Given data →
%%

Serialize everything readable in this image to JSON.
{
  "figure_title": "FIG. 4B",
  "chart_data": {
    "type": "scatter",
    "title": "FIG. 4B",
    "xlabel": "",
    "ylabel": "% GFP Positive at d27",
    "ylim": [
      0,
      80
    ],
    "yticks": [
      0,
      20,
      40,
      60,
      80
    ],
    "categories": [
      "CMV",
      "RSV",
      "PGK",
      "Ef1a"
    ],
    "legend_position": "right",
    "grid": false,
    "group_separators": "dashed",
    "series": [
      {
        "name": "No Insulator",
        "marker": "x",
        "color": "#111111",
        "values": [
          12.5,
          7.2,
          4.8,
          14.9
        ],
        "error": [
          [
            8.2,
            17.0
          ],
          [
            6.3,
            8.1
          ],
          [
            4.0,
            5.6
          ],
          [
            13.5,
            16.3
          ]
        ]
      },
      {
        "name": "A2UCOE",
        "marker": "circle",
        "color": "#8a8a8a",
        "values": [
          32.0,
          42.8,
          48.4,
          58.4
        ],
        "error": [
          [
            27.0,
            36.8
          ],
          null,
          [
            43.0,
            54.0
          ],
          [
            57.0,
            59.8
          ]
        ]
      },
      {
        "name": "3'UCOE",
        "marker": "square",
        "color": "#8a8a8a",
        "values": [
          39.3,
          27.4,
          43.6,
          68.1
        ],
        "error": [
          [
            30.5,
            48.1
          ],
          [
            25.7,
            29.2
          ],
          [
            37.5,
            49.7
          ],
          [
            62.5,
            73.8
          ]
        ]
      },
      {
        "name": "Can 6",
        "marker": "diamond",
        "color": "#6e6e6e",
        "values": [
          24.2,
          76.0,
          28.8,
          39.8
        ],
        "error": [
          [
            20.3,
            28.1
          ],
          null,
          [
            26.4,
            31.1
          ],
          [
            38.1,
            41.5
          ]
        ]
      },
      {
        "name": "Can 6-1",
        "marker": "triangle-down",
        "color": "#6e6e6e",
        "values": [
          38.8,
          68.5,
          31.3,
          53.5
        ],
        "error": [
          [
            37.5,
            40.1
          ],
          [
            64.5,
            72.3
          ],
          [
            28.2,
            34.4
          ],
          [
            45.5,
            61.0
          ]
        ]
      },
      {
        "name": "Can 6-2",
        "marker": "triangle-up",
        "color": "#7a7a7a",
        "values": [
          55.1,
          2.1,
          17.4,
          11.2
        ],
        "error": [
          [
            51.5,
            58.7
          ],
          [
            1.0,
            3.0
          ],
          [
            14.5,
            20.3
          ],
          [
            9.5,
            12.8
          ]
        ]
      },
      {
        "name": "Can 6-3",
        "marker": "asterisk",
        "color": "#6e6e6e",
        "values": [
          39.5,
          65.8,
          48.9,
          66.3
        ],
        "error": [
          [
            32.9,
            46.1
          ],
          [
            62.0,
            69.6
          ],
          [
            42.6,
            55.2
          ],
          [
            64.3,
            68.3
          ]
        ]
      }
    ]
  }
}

%%

Exercise prompt →
Return every line of the material exactly.

Response for this exercise →
Serialize everything readable in this image to JSON.
{
  "figure_title": "FIG. 4B",
  "chart_data": {
    "type": "scatter",
    "title": "FIG. 4B",
    "xlabel": "",
    "ylabel": "% GFP Positive at d27",
    "ylim": [
      0,
      80
    ],
    "yticks": [
      0,
      20,
      40,
      60,
      80
    ],
    "categories": [
      "CMV",
      "RSV",
      "PGK",
      "Ef1a"
    ],
    "legend_position": "right",
    "grid": false,
    "group_separators": "dashed",
    "series": [
      {
        "name": "No Insulator",
        "marker": "x",
        "color": "#111111",
        "values": [
          12.5,
          7.2,
          4.8,
          14.9
        ],
        "error": [
          [
            8.2,
            17.0
          ],
          [
            6.3,
            8.1
          ],
          [
            4.0,
            5.6
          ],
          [
            13.5,
            16.3
          ]
        ]
      },
      {
        "name": "A2UCOE",
        "marker": "circle",
        "color": "#8a8a8a",
        "values": [
          32.0,
          42.8,
          48.4,
          58.4
        ],
        "error": [
          [
            27.0,
            36.8
          ],
          null,
          [
            43.0,
            54.0
          ],
          [
            57.0,
            59.8
          ]
        ]
      },
      {
        "name": "3'UCOE",
        "marker": "square",
        "color": "#8a8a8a",
        "values": [
          39.3,
          27.4,
          43.6,
          68.1
        ],
        "error": [
          [
            30.5,
            48.1
          ],
          [
            25.7,
            29.2
          ],
          [
            37.5,
            49.7
          ],
          [
            62.5,
            73.8
          ]
        ]
      },
      {
        "name": "Can 6",
        "marker": "diamond",
        "color": "#6e6e6e",
        "values": [
          24.2,
          76.0,
          28.8,
          39.8
        ],
        "error": [
          [
            20.3,
            28.1
          ],
          null,
          [
            26.4,
            31.1
          ],
          [
            38.1,
            41.5
          ]
        ]
      },
      {
        "name": "Can 6-1",
        "marker": "triangle-down",
        "color": "#6e6e6e",
        "values": [
          38.8,
          68.5,
          31.3,
          53.5
        ],
        "error": [
          [
            37.5,
            40.1
          ],
          [
            64.5,
            72.3
          ],
          [
            28.2,
            34.4
          ],
          [
            45.5,
            61.0
          ]
        ]
      },
      {
        "name": "Can 6-2",
        "marker": "triangle-up",
        "color": "#7a7a7a",
        "values": [
          55.1,
          2.1,
          17.4,
          11.2
        ],
        "error": [
          [
            51.5,
            58.7
          ],
          [
            1.0,
            3.0
          ],
          [
            14.5,
            20.3
          ],
          [
            9.5,
            12.8
          ]
        ]
      },
      {
        "name": "Can 6-3",
        "marker": "asterisk",
        "color": "#6e6e6e",
        "values": [
          39.5,
          65.8,
          48.9,
          66.3
        ],
        "error": [
          [
            32.9,
            46.1
          ],
          [
            62.0,
            69.6
          ],
          [
            42.6,
            55.2
          ],
          [
            64.3,
            68.3
          ]
        ]
      }
    ]
  }
}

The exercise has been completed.